___ Dataset records

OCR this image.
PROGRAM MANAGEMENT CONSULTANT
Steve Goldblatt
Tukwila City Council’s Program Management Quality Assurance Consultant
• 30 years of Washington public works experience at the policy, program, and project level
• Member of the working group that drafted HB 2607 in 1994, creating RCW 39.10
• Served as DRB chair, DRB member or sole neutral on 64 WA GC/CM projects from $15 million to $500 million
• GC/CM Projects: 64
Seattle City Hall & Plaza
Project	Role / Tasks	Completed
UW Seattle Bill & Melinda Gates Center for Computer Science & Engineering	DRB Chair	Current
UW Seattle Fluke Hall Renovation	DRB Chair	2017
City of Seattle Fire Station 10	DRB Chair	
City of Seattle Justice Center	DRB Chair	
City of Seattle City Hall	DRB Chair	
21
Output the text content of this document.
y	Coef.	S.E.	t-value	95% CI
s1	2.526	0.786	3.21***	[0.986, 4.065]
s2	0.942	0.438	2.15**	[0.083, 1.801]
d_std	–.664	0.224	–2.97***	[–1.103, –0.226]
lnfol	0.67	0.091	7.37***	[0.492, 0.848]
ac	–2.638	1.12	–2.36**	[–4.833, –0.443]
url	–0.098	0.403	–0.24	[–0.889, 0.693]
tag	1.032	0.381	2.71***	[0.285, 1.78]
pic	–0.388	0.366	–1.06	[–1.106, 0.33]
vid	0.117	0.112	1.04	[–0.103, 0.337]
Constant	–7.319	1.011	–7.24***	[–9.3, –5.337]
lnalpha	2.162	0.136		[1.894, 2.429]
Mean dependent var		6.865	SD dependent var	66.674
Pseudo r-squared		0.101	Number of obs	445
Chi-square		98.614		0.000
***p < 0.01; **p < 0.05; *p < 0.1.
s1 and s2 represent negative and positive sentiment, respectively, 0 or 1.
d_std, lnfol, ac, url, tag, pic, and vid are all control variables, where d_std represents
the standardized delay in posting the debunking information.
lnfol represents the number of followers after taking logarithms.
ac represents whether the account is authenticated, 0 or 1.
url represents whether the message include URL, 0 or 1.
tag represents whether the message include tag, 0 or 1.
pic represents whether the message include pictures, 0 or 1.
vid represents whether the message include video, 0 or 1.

______

Prompt
Gather all lines with the string "this" from the data.

Reply
OCR this image.
Output the text content of this document.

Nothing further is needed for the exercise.